EXERCISE: Except for the pictures, write out all the records that follow exactly.

(Records from a collection)

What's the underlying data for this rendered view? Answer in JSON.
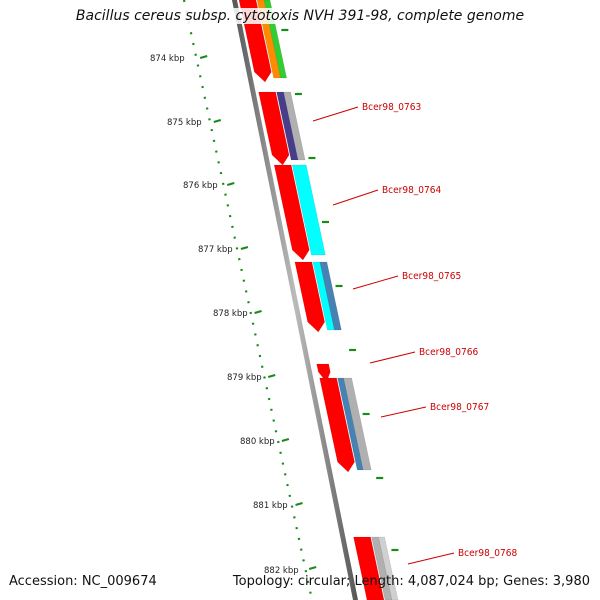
{
  "header": {
    "title": "Bacillus cereus subsp. cytotoxis NVH 391-98, complete genome"
  },
  "footer": {
    "accession": "Accession: NC_009674",
    "summary": "Topology: circular; Length: 4,087,024 bp; Genes: 3,980"
  },
  "ruler": {
    "ticks": [
      "874 kbp",
      "875 kbp",
      "876 kbp",
      "877 kbp",
      "878 kbp",
      "879 kbp",
      "880 kbp",
      "881 kbp",
      "882 kbp"
    ]
  },
  "genes": [
    {
      "label": "Bcer98_0763"
    },
    {
      "label": "Bcer98_0764"
    },
    {
      "label": "Bcer98_0765"
    },
    {
      "label": "Bcer98_0766"
    },
    {
      "label": "Bcer98_0767"
    },
    {
      "label": "Bcer98_0768"
    }
  ],
  "colors": {
    "cds": "#ff0000",
    "backbone": "#777777",
    "ruler": "#1a8a1a",
    "label": "#cc0000",
    "cyan": "#00ffff",
    "steel": "#4682b4",
    "indigo": "#483d8b",
    "gray": "#b0b0b0",
    "orange": "#ff8c00",
    "green": "#32cd32"
  }
}
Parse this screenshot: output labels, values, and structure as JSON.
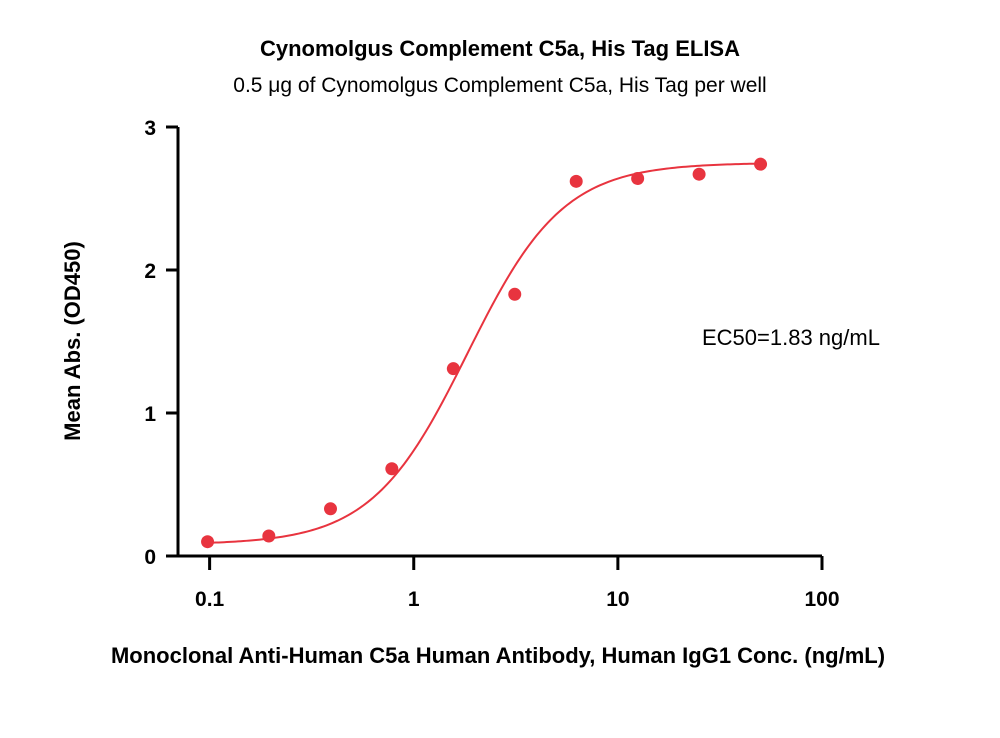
{
  "chart_data": {
    "type": "scatter",
    "title": "Cynomolgus Complement C5a, His Tag ELISA",
    "subtitle": "0.5 μg of Cynomolgus Complement C5a, His Tag per well",
    "xlabel": "Monoclonal Anti-Human C5a Human Antibody, Human IgG1 Conc. (ng/mL)",
    "ylabel": "Mean Abs. (OD450)",
    "x_scale": "log",
    "xlim": [
      0.07,
      100
    ],
    "ylim": [
      0,
      3
    ],
    "x_ticks": [
      0.1,
      1,
      10,
      100
    ],
    "x_tick_labels": [
      "0.1",
      "1",
      "10",
      "100"
    ],
    "y_ticks": [
      0,
      1,
      2,
      3
    ],
    "y_tick_labels": [
      "0",
      "1",
      "2",
      "3"
    ],
    "grid": false,
    "color": "#e8343f",
    "series": [
      {
        "x": [
          0.0977,
          0.195,
          0.391,
          0.781,
          1.563,
          3.125,
          6.25,
          12.5,
          25,
          50
        ],
        "y": [
          0.1,
          0.14,
          0.33,
          0.61,
          1.31,
          1.83,
          2.62,
          2.64,
          2.67,
          2.74
        ]
      }
    ],
    "fit_curve": {
      "model": "4PL",
      "bottom": 0.08,
      "top": 2.75,
      "ec50": 1.83,
      "hill": 1.85
    },
    "annotation": "EC50=1.83 ng/mL"
  }
}
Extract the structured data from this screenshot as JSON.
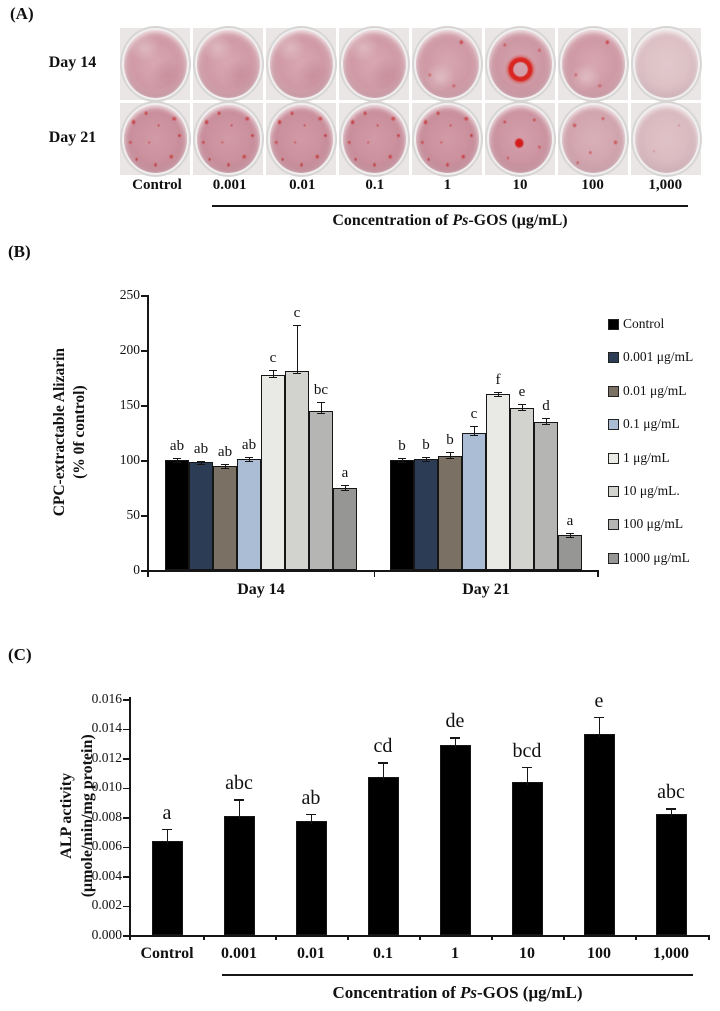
{
  "figure": {
    "panelA": {
      "label": "(A)",
      "row_labels": [
        "Day 14",
        "Day 21"
      ],
      "col_labels": [
        "Control",
        "0.001",
        "0.01",
        "0.1",
        "1",
        "10",
        "100",
        "1,000"
      ],
      "caption": {
        "prefix": "Concentration of ",
        "italic": "Ps",
        "suffix": "-GOS (μg/mL)"
      },
      "wells": [
        {
          "row": "Day 14",
          "col": "Control",
          "look": "plain"
        },
        {
          "row": "Day 14",
          "col": "0.001",
          "look": "plain"
        },
        {
          "row": "Day 14",
          "col": "0.01",
          "look": "plain"
        },
        {
          "row": "Day 14",
          "col": "0.1",
          "look": "plain"
        },
        {
          "row": "Day 14",
          "col": "1",
          "look": "light-speckle"
        },
        {
          "row": "Day 14",
          "col": "10",
          "look": "ring"
        },
        {
          "row": "Day 14",
          "col": "100",
          "look": "light-speckle"
        },
        {
          "row": "Day 14",
          "col": "1,000",
          "look": "pale"
        },
        {
          "row": "Day 21",
          "col": "Control",
          "look": "heavy"
        },
        {
          "row": "Day 21",
          "col": "0.001",
          "look": "heavy"
        },
        {
          "row": "Day 21",
          "col": "0.01",
          "look": "heavy"
        },
        {
          "row": "Day 21",
          "col": "0.1",
          "look": "heavy"
        },
        {
          "row": "Day 21",
          "col": "1",
          "look": "heavy"
        },
        {
          "row": "Day 21",
          "col": "10",
          "look": "blob"
        },
        {
          "row": "Day 21",
          "col": "100",
          "look": "medium"
        },
        {
          "row": "Day 21",
          "col": "1,000",
          "look": "pale2"
        }
      ]
    },
    "panelB": {
      "label": "(B)"
    },
    "panelC": {
      "label": "(C)"
    }
  },
  "chart_data": [
    {
      "panel": "B",
      "type": "bar",
      "ylabel_lines": [
        "CPC-extractable Alizarin",
        "(% 0f control)"
      ],
      "ylim": [
        0,
        250
      ],
      "yticks": [
        0,
        50,
        100,
        150,
        200,
        250
      ],
      "groups": [
        "Day 14",
        "Day 21"
      ],
      "legend_position": "right",
      "grid": "off",
      "series": [
        {
          "name": "Control",
          "color": "#000000",
          "values": [
            100,
            100
          ],
          "errors": [
            2,
            2
          ],
          "letters": [
            "ab",
            "b"
          ]
        },
        {
          "name": "0.001 μg/mL",
          "color": "#2d3c55",
          "values": [
            98,
            101
          ],
          "errors": [
            1.5,
            1.5
          ],
          "letters": [
            "ab",
            "b"
          ]
        },
        {
          "name": "0.01 μg/mL",
          "color": "#7a7164",
          "values": [
            95,
            104
          ],
          "errors": [
            1.5,
            3
          ],
          "letters": [
            "ab",
            "b"
          ]
        },
        {
          "name": "0.1 μg/mL",
          "color": "#aabdd4",
          "values": [
            101,
            125
          ],
          "errors": [
            2,
            6
          ],
          "letters": [
            "ab",
            "c"
          ]
        },
        {
          "name": "1 μg/mL",
          "color": "#e9e9e6",
          "values": [
            177,
            160
          ],
          "errors": [
            5,
            2
          ],
          "letters": [
            "c",
            "f"
          ]
        },
        {
          "name": "10 μg/mL.",
          "color": "#d2d2cf",
          "values": [
            181,
            147
          ],
          "errors": [
            42,
            4
          ],
          "letters": [
            "c",
            "e"
          ]
        },
        {
          "name": "100 μg/mL",
          "color": "#b5b5b3",
          "values": [
            145,
            135
          ],
          "errors": [
            8,
            3
          ],
          "letters": [
            "bc",
            "d"
          ]
        },
        {
          "name": "1000 μg/mL",
          "color": "#969694",
          "values": [
            75,
            32
          ],
          "errors": [
            2,
            2
          ],
          "letters": [
            "a",
            "a"
          ]
        }
      ]
    },
    {
      "panel": "C",
      "type": "bar",
      "ylabel_lines": [
        "ALP activity",
        "(μmole/min/mg protein)"
      ],
      "ylim": [
        0,
        0.016
      ],
      "ytick_step": 0.002,
      "ytick_decimals": 3,
      "categories": [
        "Control",
        "0.001",
        "0.01",
        "0.1",
        "1",
        "10",
        "100",
        "1,000"
      ],
      "bar_color": "#000000",
      "grid": "off",
      "values": [
        0.0064,
        0.0081,
        0.0077,
        0.0107,
        0.0129,
        0.0104,
        0.0136,
        0.0082
      ],
      "errors": [
        0.0008,
        0.0011,
        0.0005,
        0.001,
        0.0005,
        0.001,
        0.0012,
        0.0004
      ],
      "letters": [
        "a",
        "abc",
        "ab",
        "cd",
        "de",
        "bcd",
        "e",
        "abc"
      ],
      "caption": {
        "prefix": "Concentration of ",
        "italic": "Ps",
        "suffix": "-GOS (μg/mL)"
      }
    }
  ]
}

YOUR RESPONSE:
What's the underlying data for this rendered view? Answer in JSON.
{
  "header": {
    "title": "Bacillus cereus subsp. cytotoxis NVH 391-98, complete genome"
  },
  "footer": {
    "accession": "Accession: NC_009674",
    "summary": "Topology: circular; Length: 4,087,024 bp; Genes: 3,980"
  },
  "ruler": {
    "ticks": [
      "874 kbp",
      "875 kbp",
      "876 kbp",
      "877 kbp",
      "878 kbp",
      "879 kbp",
      "880 kbp",
      "881 kbp",
      "882 kbp"
    ]
  },
  "genes": [
    {
      "label": "Bcer98_0763"
    },
    {
      "label": "Bcer98_0764"
    },
    {
      "label": "Bcer98_0765"
    },
    {
      "label": "Bcer98_0766"
    },
    {
      "label": "Bcer98_0767"
    },
    {
      "label": "Bcer98_0768"
    }
  ],
  "colors": {
    "cds": "#ff0000",
    "backbone": "#777777",
    "ruler": "#1a8a1a",
    "label": "#cc0000",
    "cyan": "#00ffff",
    "steel": "#4682b4",
    "indigo": "#483d8b",
    "gray": "#b0b0b0",
    "orange": "#ff8c00",
    "green": "#32cd32"
  }
}
Parse this screenshot: output labels, values, and structure as JSON.
{
  "chart_data": {
    "type": "scatter",
    "title": "Cynomolgus Complement C5a, His Tag ELISA",
    "subtitle": "0.5 μg of Cynomolgus Complement C5a, His Tag per well",
    "xlabel": "Monoclonal Anti-Human C5a Human Antibody, Human IgG1 Conc. (ng/mL)",
    "ylabel": "Mean Abs. (OD450)",
    "x_scale": "log",
    "xlim": [
      0.07,
      100
    ],
    "ylim": [
      0,
      3
    ],
    "x_ticks": [
      0.1,
      1,
      10,
      100
    ],
    "x_tick_labels": [
      "0.1",
      "1",
      "10",
      "100"
    ],
    "y_ticks": [
      0,
      1,
      2,
      3
    ],
    "y_tick_labels": [
      "0",
      "1",
      "2",
      "3"
    ],
    "grid": false,
    "color": "#e8343f",
    "series": [
      {
        "x": [
          0.0977,
          0.195,
          0.391,
          0.781,
          1.563,
          3.125,
          6.25,
          12.5,
          25,
          50
        ],
        "y": [
          0.1,
          0.14,
          0.33,
          0.61,
          1.31,
          1.83,
          2.62,
          2.64,
          2.67,
          2.74
        ]
      }
    ],
    "fit_curve": {
      "model": "4PL",
      "bottom": 0.08,
      "top": 2.75,
      "ec50": 1.83,
      "hill": 1.85
    },
    "annotation": "EC50=1.83 ng/mL"
  }
}
Extract the structured data from this screenshot as JSON.
{
  "figure": {
    "panelA": {
      "label": "(A)",
      "row_labels": [
        "Day 14",
        "Day 21"
      ],
      "col_labels": [
        "Control",
        "0.001",
        "0.01",
        "0.1",
        "1",
        "10",
        "100",
        "1,000"
      ],
      "caption": {
        "prefix": "Concentration of ",
        "italic": "Ps",
        "suffix": "-GOS (μg/mL)"
      },
      "wells": [
        {
          "row": "Day 14",
          "col": "Control",
          "look": "plain"
        },
        {
          "row": "Day 14",
          "col": "0.001",
          "look": "plain"
        },
        {
          "row": "Day 14",
          "col": "0.01",
          "look": "plain"
        },
        {
          "row": "Day 14",
          "col": "0.1",
          "look": "plain"
        },
        {
          "row": "Day 14",
          "col": "1",
          "look": "light-speckle"
        },
        {
          "row": "Day 14",
          "col": "10",
          "look": "ring"
        },
        {
          "row": "Day 14",
          "col": "100",
          "look": "light-speckle"
        },
        {
          "row": "Day 14",
          "col": "1,000",
          "look": "pale"
        },
        {
          "row": "Day 21",
          "col": "Control",
          "look": "heavy"
        },
        {
          "row": "Day 21",
          "col": "0.001",
          "look": "heavy"
        },
        {
          "row": "Day 21",
          "col": "0.01",
          "look": "heavy"
        },
        {
          "row": "Day 21",
          "col": "0.1",
          "look": "heavy"
        },
        {
          "row": "Day 21",
          "col": "1",
          "look": "heavy"
        },
        {
          "row": "Day 21",
          "col": "10",
          "look": "blob"
        },
        {
          "row": "Day 21",
          "col": "100",
          "look": "medium"
        },
        {
          "row": "Day 21",
          "col": "1,000",
          "look": "pale2"
        }
      ]
    },
    "panelB": {
      "label": "(B)"
    },
    "panelC": {
      "label": "(C)"
    }
  },
  "chart_data": [
    {
      "panel": "B",
      "type": "bar",
      "ylabel_lines": [
        "CPC-extractable Alizarin",
        "(% 0f control)"
      ],
      "ylim": [
        0,
        250
      ],
      "yticks": [
        0,
        50,
        100,
        150,
        200,
        250
      ],
      "groups": [
        "Day 14",
        "Day 21"
      ],
      "legend_position": "right",
      "grid": "off",
      "series": [
        {
          "name": "Control",
          "color": "#000000",
          "values": [
            100,
            100
          ],
          "errors": [
            2,
            2
          ],
          "letters": [
            "ab",
            "b"
          ]
        },
        {
          "name": "0.001 μg/mL",
          "color": "#2d3c55",
          "values": [
            98,
            101
          ],
          "errors": [
            1.5,
            1.5
          ],
          "letters": [
            "ab",
            "b"
          ]
        },
        {
          "name": "0.01 μg/mL",
          "color": "#7a7164",
          "values": [
            95,
            104
          ],
          "errors": [
            1.5,
            3
          ],
          "letters": [
            "ab",
            "b"
          ]
        },
        {
          "name": "0.1 μg/mL",
          "color": "#aabdd4",
          "values": [
            101,
            125
          ],
          "errors": [
            2,
            6
          ],
          "letters": [
            "ab",
            "c"
          ]
        },
        {
          "name": "1 μg/mL",
          "color": "#e9e9e6",
          "values": [
            177,
            160
          ],
          "errors": [
            5,
            2
          ],
          "letters": [
            "c",
            "f"
          ]
        },
        {
          "name": "10 μg/mL.",
          "color": "#d2d2cf",
          "values": [
            181,
            147
          ],
          "errors": [
            42,
            4
          ],
          "letters": [
            "c",
            "e"
          ]
        },
        {
          "name": "100 μg/mL",
          "color": "#b5b5b3",
          "values": [
            145,
            135
          ],
          "errors": [
            8,
            3
          ],
          "letters": [
            "bc",
            "d"
          ]
        },
        {
          "name": "1000 μg/mL",
          "color": "#969694",
          "values": [
            75,
            32
          ],
          "errors": [
            2,
            2
          ],
          "letters": [
            "a",
            "a"
          ]
        }
      ]
    },
    {
      "panel": "C",
      "type": "bar",
      "ylabel_lines": [
        "ALP activity",
        "(μmole/min/mg protein)"
      ],
      "ylim": [
        0,
        0.016
      ],
      "ytick_step": 0.002,
      "ytick_decimals": 3,
      "categories": [
        "Control",
        "0.001",
        "0.01",
        "0.1",
        "1",
        "10",
        "100",
        "1,000"
      ],
      "bar_color": "#000000",
      "grid": "off",
      "values": [
        0.0064,
        0.0081,
        0.0077,
        0.0107,
        0.0129,
        0.0104,
        0.0136,
        0.0082
      ],
      "errors": [
        0.0008,
        0.0011,
        0.0005,
        0.001,
        0.0005,
        0.001,
        0.0012,
        0.0004
      ],
      "letters": [
        "a",
        "abc",
        "ab",
        "cd",
        "de",
        "bcd",
        "e",
        "abc"
      ],
      "caption": {
        "prefix": "Concentration of ",
        "italic": "Ps",
        "suffix": "-GOS (μg/mL)"
      }
    }
  ]
}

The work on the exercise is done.